> _Material to process_
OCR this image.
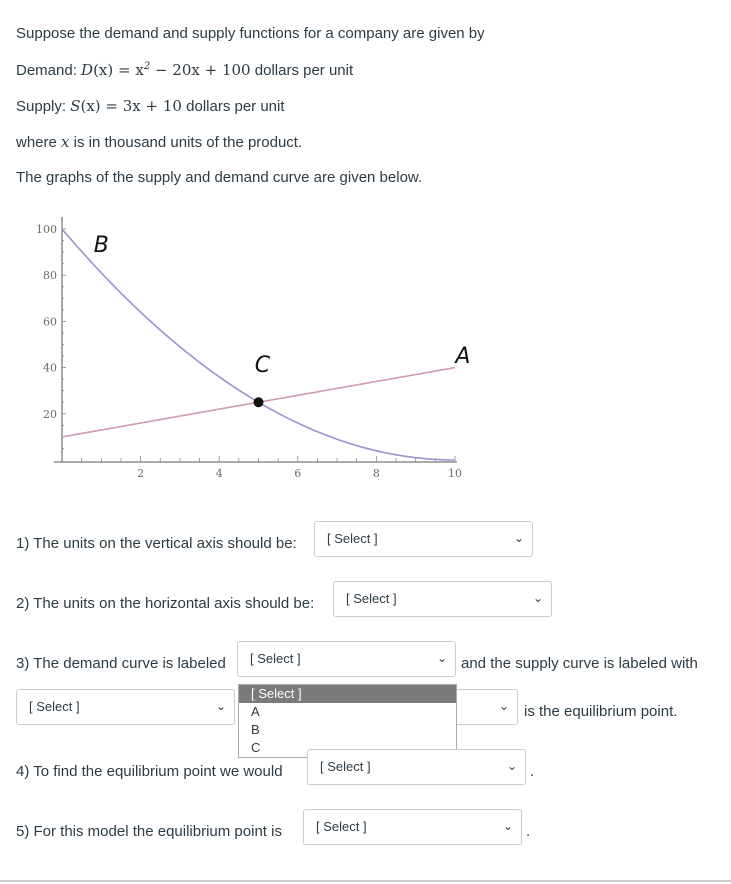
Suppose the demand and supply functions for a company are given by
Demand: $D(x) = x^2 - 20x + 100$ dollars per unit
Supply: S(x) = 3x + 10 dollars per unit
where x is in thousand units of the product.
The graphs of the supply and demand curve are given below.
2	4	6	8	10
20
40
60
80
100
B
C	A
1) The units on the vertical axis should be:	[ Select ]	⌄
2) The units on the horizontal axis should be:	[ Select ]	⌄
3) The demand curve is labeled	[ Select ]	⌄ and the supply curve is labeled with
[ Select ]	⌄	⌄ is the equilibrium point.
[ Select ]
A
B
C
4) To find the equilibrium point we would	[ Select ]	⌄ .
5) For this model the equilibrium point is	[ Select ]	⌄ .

> _What the exercise asks_
Nothing in the entries above should change when they are printed again, except that the pictures are dropped.

> _Task output_
OCR this image.
Suppose the demand and supply functions for a company are given by
Demand: $D(x) = x^2 - 20x + 100$ dollars per unit
Supply: S(x) = 3x + 10 dollars per unit
where x is in thousand units of the product.
The graphs of the supply and demand curve are given below.
2	4	6	8	10
20
40
60
80
100
B
C	A
1) The units on the vertical axis should be:	[ Select ]	⌄
2) The units on the horizontal axis should be:	[ Select ]	⌄
3) The demand curve is labeled	[ Select ]	⌄ and the supply curve is labeled with
[ Select ]	⌄	⌄ is the equilibrium point.
[ Select ]
A
B
C
4) To find the equilibrium point we would	[ Select ]	⌄ .
5) For this model the equilibrium point is	[ Select ]	⌄ .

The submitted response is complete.